EXERCISE AIM >> Reproduce the passage of the account about the dented car starting with "The oldest little" and going on through "care of it.".

Start of PAGE

The oldest little kid somehow got up into a large vehicle -- a piece of equipment for yard work, or farm work, not sure what it was -- and he drove it smack into the passenger-side door of my car, making a big dent and ripping off the mirror.
It was at a moment of my life when I was looking for full-time work, finding nothing, and could barely afford to put gas in the car, let alone fix it. I was so upset, and stressed out, and felt like I couldn't say anything because they were my friends.

The wife called me the next day and said that Man M said I should have it fixed at their body shop and they would take care of it.
I got it fixed, as directed.
And the next time I saw Man M at his place of business he kind of indirectly "bitched" at me. I couldn't believe it. Sort of "said" -- but not really -- sort of Hinted / said, sort of, that I had had the car fixed the more expensive way instead of the cheapest way as he would have preferred. He said. Then. When the car had already been fixed. At his direction.

It was a weird, passive-aggressive power play. And it worked. Because I felt intimidated. And even more low and stressed-out than I had been feeling already, which is saying a lot because I was down to the bottom already anyway, and fighting against that. (Why was I thinking of these people as my friends?? I'm actually not sure why.

And ironically, I remember now him saying, "Girl C has those dogs but she doesn't take care of them." And I remember how there was no evidence to support his words. And then all those years later, the same could be said of him, if one wished to criticize: he has those kids but he doesn't teach them any better than to drive when they're in the first grade (hello?!) and smash up people's cars and Never. Even. Apologize.

He's the one who doesn't take care of things properly, not his cousin. What he said about her turned out to be more true of him.

End of PAGE
Start of GIVEN RECORDS

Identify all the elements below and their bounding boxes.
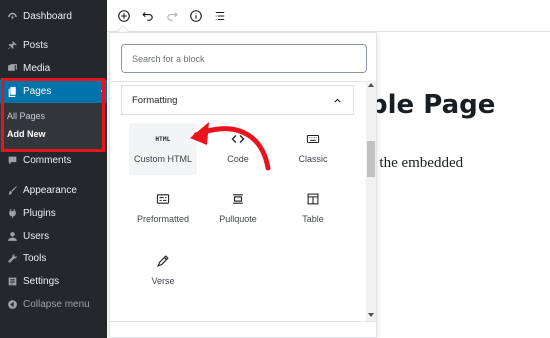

End of GIVEN RECORDS
Start of GIVEN RECORDS

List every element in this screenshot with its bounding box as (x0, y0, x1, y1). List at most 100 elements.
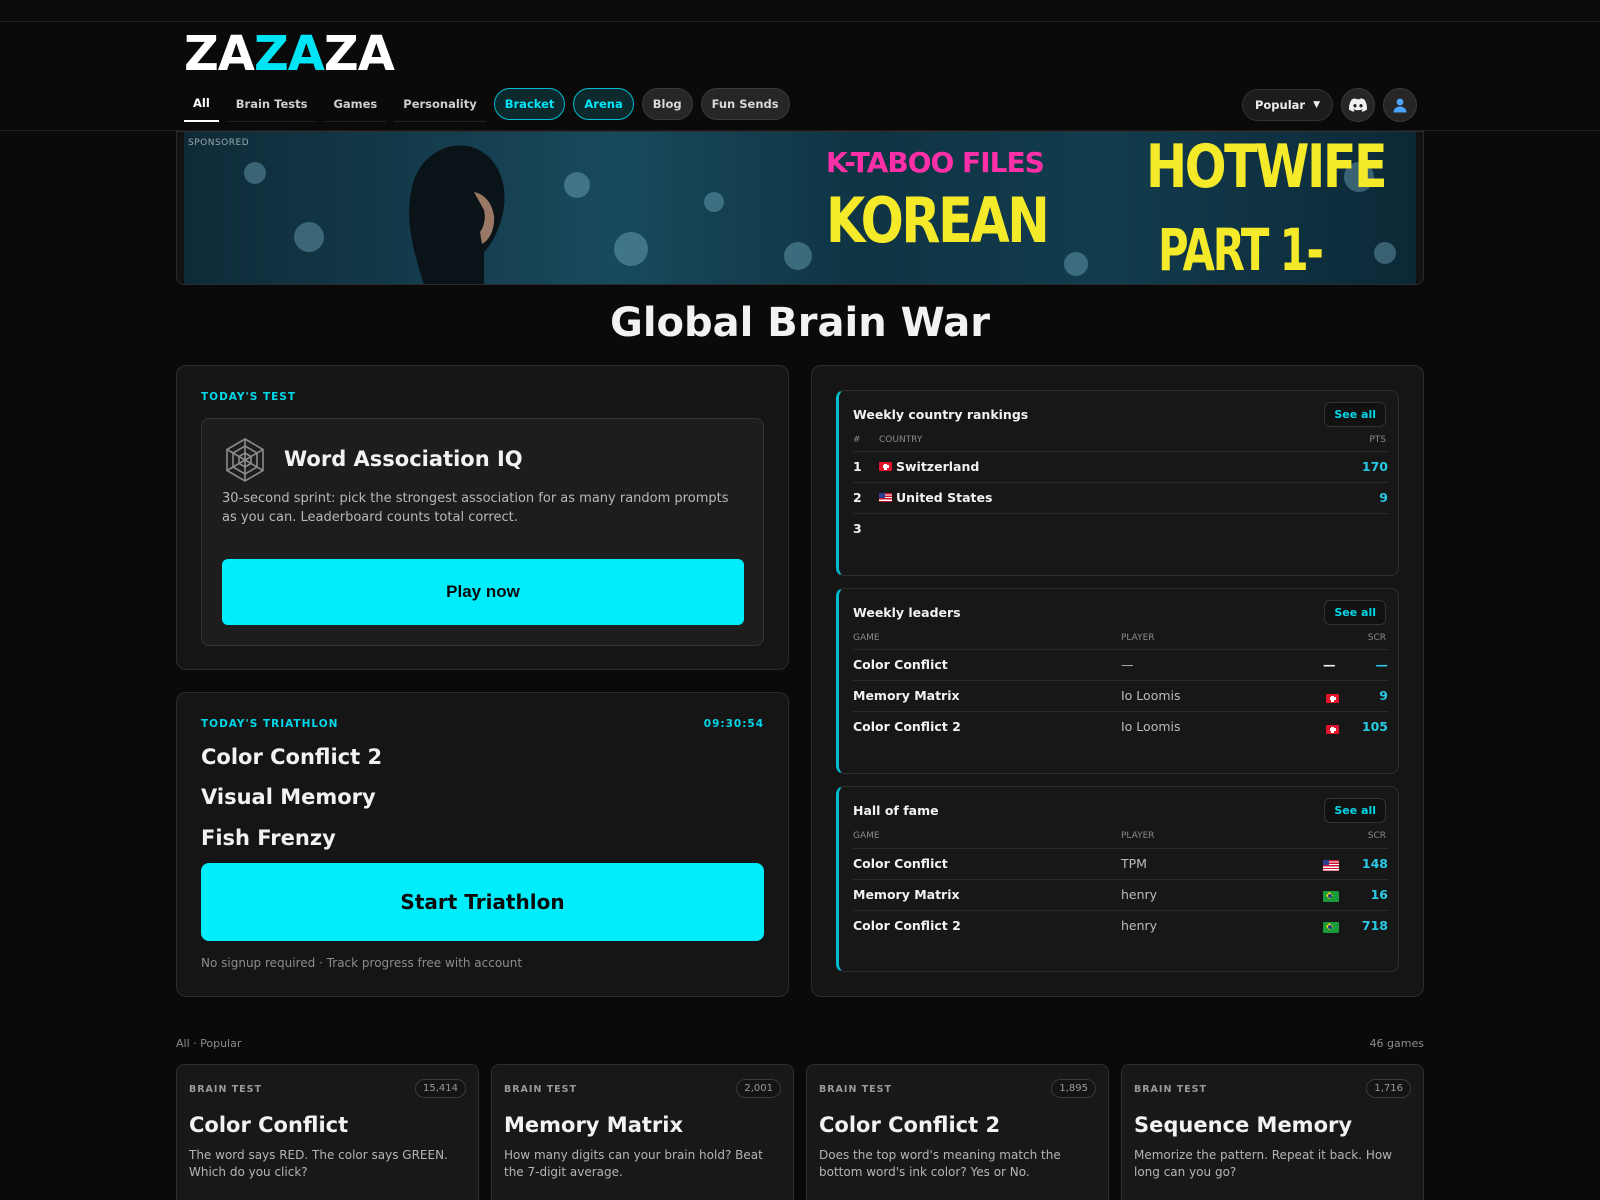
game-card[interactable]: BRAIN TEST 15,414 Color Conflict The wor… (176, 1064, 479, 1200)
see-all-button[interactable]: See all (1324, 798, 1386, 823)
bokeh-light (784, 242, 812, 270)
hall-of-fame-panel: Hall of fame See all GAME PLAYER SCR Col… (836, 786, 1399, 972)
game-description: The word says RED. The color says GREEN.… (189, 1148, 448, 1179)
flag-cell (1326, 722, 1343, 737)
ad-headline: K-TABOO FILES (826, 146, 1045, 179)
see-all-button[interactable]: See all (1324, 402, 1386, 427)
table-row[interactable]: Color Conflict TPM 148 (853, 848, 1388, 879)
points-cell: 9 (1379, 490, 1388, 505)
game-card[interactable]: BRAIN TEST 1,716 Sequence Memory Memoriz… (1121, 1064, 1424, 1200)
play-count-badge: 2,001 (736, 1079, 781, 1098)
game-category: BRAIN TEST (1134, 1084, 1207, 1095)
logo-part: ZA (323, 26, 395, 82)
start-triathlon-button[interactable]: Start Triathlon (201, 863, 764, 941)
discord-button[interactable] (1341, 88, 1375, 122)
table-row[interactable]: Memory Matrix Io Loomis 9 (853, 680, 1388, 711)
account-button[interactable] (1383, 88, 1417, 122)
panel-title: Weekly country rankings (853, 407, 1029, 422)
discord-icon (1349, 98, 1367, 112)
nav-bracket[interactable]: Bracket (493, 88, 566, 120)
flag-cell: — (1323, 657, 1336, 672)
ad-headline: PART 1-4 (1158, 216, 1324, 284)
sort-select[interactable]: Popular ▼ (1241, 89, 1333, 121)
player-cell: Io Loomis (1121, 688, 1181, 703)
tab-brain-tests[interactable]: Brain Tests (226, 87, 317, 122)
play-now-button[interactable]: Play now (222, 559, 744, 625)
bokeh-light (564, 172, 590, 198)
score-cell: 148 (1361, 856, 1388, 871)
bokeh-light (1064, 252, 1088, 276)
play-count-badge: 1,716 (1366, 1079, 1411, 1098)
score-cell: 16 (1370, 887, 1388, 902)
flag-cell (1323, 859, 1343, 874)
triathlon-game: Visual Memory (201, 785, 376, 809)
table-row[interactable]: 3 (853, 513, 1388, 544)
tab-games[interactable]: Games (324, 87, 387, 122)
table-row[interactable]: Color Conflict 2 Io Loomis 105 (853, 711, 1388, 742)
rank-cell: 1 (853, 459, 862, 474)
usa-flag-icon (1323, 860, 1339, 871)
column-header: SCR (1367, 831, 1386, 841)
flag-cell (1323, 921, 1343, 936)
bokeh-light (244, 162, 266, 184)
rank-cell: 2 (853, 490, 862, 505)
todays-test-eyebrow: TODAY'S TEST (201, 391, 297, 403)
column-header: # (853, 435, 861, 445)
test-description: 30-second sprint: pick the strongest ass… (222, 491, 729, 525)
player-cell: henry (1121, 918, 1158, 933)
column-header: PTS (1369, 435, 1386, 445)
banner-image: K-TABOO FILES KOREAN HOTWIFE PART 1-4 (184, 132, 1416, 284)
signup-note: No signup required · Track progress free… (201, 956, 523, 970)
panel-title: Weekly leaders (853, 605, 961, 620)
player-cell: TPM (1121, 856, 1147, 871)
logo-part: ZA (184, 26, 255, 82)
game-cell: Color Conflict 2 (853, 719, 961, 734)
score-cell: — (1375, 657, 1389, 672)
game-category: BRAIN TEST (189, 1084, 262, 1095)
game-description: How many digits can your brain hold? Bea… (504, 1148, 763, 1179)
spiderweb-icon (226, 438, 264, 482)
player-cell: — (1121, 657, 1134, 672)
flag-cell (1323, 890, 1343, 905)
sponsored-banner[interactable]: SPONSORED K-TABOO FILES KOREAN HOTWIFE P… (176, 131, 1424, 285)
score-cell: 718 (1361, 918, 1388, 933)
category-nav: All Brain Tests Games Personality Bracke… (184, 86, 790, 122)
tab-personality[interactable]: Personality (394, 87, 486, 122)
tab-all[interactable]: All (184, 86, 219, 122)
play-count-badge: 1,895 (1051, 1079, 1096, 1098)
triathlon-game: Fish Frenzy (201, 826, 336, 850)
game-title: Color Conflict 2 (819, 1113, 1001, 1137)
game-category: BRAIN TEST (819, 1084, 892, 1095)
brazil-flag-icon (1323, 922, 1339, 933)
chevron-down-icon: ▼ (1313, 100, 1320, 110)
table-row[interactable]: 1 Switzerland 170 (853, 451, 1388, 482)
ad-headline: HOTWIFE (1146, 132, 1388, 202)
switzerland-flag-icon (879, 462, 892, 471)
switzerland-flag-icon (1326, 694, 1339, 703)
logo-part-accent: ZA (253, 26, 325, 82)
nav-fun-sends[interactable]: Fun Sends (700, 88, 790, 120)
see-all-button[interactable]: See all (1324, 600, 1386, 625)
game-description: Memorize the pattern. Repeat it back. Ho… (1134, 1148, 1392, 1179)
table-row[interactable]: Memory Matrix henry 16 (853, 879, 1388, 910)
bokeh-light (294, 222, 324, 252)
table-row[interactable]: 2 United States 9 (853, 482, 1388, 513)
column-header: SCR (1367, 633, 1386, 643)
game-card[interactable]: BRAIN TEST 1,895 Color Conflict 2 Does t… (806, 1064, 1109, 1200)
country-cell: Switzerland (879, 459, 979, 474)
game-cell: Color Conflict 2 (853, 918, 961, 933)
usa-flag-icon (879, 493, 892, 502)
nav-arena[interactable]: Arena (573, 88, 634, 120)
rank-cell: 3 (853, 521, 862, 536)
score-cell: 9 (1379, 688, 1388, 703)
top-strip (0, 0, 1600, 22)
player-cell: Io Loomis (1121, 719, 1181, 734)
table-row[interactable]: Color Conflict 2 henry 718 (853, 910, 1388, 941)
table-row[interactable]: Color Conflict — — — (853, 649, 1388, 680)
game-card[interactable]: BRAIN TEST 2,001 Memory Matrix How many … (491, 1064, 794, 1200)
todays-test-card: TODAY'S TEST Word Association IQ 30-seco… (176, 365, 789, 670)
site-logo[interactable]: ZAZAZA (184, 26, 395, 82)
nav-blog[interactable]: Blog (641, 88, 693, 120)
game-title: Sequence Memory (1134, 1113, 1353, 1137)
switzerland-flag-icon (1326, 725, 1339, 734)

End of GIVEN RECORDS
Start of GIVEN RECORDS

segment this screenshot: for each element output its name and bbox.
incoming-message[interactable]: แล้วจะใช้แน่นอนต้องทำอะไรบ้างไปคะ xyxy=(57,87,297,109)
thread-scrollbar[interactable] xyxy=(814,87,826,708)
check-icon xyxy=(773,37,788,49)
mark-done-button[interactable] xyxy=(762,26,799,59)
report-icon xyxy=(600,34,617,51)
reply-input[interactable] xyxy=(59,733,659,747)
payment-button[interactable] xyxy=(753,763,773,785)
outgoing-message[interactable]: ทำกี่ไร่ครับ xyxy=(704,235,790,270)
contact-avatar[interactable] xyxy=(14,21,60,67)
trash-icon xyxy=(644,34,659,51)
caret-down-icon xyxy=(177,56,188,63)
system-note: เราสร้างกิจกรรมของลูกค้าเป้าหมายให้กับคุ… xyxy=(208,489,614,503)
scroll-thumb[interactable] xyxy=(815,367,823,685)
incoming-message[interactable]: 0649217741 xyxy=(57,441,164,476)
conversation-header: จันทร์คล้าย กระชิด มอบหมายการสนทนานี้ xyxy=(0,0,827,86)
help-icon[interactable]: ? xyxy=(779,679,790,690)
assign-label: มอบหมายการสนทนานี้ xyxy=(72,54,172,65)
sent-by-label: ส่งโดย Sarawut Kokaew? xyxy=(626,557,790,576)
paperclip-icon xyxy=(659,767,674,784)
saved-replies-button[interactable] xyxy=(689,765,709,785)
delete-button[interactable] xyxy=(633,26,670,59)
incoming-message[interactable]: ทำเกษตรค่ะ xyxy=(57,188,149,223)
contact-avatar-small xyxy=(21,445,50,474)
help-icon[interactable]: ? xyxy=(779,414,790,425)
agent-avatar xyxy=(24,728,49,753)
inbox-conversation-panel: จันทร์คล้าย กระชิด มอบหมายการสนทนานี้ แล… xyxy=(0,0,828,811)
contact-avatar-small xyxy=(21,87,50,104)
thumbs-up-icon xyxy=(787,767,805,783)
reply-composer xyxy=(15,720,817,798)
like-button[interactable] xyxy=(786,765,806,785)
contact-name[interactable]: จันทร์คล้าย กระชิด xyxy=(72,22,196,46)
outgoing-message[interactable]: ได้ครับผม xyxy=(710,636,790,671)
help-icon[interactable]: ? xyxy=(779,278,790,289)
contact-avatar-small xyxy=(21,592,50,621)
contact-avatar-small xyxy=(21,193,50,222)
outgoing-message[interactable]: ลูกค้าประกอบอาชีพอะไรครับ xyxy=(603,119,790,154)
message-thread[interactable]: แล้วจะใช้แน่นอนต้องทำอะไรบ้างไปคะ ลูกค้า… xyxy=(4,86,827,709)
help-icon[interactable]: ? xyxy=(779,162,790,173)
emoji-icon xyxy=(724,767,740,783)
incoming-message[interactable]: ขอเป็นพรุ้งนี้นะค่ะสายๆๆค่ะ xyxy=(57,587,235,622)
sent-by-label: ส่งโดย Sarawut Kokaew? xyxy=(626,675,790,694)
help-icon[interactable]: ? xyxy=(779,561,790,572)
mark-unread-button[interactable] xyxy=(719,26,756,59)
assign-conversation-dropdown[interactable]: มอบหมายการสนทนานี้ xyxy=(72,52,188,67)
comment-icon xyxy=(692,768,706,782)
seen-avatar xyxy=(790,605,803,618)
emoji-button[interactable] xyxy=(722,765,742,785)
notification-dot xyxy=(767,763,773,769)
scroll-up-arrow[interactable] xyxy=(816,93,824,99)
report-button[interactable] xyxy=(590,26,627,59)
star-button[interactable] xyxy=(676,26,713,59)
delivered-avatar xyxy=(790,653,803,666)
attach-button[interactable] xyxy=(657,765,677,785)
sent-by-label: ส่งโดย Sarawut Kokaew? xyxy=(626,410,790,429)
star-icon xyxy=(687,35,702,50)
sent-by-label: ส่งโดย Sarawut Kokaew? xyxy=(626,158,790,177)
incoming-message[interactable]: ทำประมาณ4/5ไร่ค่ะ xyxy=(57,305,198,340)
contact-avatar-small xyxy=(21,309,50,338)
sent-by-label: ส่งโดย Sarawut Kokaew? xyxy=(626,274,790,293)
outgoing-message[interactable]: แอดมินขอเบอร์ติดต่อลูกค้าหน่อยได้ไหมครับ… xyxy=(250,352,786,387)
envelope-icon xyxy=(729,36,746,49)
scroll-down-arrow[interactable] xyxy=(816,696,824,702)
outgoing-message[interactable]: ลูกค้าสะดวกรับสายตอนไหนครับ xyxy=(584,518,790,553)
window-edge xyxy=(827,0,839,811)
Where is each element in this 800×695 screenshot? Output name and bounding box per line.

End of GIVEN RECORDS

OUTPUT FOR THIS TASK >>
The oldest little kid somehow got up into a large vehicle -- a piece of equipment for yard work, or farm work, not sure what it was -- and he drove it smack into the passenger-side door of my car, making a big dent and ripping off the mirror.
It was at a moment of my life when I was looking for full-time work, finding nothing, and could barely afford to put gas in the car, let alone fix it. I was so upset, and stressed out, and felt like I couldn't say anything because they were my friends.

The wife called me the next day and said that Man M said I should have it fixed at their body shop and they would take care of it.